Exercise brief >> Filter the lines below, copying only those with the string "user".

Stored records
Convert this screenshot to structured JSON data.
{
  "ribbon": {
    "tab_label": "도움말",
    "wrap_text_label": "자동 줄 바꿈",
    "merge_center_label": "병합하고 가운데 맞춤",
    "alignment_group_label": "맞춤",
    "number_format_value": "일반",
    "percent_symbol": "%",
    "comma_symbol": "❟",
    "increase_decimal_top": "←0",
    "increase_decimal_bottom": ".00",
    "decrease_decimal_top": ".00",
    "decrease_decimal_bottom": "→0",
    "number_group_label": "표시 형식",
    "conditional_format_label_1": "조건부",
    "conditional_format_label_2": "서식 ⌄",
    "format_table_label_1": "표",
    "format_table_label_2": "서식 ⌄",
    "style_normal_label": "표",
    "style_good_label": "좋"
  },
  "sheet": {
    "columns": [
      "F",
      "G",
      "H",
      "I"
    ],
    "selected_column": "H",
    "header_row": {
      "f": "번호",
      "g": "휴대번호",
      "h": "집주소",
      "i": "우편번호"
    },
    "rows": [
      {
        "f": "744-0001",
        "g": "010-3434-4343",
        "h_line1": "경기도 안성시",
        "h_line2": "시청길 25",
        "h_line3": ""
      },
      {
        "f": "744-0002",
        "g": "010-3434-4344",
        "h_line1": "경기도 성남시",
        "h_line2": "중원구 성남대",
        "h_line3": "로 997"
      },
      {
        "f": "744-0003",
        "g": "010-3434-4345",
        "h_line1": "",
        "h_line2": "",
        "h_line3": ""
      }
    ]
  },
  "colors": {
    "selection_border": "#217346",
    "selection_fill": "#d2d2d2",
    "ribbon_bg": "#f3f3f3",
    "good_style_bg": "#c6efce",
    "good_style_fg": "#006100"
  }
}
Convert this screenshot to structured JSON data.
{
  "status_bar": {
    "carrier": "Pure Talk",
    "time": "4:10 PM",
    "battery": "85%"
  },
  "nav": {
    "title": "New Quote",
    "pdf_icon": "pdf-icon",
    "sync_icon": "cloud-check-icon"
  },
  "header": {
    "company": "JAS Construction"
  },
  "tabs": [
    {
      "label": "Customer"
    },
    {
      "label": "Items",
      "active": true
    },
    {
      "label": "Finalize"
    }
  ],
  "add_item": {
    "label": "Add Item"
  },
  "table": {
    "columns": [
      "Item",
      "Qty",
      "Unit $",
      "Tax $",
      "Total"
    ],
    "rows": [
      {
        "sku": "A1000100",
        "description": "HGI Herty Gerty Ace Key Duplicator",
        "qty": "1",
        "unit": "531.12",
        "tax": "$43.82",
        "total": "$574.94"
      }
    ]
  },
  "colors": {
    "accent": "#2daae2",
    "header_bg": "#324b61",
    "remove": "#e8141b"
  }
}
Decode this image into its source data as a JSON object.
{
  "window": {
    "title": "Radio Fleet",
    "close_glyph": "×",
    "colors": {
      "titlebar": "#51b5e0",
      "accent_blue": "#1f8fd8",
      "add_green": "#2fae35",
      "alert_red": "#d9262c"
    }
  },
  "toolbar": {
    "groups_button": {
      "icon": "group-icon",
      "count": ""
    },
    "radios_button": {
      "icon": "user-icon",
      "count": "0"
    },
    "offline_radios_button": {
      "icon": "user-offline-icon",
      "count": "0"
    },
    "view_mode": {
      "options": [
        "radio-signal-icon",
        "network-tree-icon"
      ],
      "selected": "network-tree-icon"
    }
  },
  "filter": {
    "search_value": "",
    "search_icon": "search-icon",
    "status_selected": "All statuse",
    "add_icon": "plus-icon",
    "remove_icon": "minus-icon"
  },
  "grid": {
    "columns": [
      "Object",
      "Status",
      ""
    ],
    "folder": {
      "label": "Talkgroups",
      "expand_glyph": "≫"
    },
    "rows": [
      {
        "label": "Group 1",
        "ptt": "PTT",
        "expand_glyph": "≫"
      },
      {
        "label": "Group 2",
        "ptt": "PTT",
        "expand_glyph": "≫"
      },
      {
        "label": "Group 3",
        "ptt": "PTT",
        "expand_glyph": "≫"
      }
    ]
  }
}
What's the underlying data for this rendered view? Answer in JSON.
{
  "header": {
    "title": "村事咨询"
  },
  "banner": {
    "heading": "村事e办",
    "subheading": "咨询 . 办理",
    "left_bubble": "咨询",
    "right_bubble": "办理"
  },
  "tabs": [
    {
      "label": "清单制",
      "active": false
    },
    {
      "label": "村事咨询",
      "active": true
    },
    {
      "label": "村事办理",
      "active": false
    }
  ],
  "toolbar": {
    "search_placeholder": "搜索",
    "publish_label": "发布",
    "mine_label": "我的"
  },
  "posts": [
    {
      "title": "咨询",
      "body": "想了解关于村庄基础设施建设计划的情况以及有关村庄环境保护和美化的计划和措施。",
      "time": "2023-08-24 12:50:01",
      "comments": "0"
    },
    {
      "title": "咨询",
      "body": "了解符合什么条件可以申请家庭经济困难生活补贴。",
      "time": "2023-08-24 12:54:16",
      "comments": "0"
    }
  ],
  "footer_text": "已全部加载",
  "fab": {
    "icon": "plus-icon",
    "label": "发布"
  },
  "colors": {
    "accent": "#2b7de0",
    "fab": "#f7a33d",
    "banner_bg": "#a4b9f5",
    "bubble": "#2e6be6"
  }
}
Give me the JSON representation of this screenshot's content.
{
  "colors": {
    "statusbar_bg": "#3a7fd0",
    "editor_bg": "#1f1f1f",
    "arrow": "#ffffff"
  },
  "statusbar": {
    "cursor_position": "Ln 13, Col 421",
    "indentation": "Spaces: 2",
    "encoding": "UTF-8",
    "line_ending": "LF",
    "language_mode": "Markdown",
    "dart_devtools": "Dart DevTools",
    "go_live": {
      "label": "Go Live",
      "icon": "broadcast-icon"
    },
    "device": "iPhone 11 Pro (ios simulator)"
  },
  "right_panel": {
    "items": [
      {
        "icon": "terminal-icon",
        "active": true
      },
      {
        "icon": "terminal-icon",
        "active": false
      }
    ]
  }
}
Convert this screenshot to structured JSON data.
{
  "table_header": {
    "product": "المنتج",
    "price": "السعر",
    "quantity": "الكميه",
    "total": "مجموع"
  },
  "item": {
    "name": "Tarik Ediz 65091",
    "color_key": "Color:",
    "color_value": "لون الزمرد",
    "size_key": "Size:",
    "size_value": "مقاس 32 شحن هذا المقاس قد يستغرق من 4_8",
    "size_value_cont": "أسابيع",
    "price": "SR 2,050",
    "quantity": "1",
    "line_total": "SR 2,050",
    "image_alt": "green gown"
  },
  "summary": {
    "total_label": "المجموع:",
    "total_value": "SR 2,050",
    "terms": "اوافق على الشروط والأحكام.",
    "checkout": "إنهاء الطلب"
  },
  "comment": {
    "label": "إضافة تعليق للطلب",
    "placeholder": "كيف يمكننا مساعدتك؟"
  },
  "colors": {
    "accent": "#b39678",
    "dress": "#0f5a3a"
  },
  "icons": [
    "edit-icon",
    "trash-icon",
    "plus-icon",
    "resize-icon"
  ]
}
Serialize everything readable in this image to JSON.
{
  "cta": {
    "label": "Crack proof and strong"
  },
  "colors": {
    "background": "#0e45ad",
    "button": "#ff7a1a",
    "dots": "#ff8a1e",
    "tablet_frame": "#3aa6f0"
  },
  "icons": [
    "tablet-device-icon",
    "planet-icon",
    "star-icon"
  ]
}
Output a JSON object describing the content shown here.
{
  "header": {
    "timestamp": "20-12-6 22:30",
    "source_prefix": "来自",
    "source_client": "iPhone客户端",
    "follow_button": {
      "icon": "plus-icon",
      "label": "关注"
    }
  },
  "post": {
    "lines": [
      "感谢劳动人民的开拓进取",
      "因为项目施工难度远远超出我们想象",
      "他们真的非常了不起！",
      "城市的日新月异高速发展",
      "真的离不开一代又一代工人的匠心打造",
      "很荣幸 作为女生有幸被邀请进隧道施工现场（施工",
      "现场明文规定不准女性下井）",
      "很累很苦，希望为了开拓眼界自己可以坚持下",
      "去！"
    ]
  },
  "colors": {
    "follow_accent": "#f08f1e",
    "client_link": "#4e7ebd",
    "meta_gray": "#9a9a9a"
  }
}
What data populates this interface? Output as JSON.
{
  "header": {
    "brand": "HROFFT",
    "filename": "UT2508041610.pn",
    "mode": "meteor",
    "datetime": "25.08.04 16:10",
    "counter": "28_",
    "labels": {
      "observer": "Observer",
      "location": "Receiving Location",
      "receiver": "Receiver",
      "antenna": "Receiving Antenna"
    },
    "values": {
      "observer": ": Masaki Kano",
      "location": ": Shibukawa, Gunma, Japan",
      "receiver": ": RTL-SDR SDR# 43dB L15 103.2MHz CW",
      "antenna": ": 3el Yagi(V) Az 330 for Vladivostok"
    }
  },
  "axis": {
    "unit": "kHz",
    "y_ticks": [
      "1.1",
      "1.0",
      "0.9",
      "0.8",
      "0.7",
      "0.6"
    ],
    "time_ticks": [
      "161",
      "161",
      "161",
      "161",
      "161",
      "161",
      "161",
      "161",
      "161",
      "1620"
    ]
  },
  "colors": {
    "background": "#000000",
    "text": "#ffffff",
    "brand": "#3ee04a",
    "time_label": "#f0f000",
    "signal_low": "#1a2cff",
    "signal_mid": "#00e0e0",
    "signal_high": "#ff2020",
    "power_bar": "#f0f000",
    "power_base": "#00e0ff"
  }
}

Exercise solution >>
      "icon": "user-icon",
      "icon": "user-offline-icon",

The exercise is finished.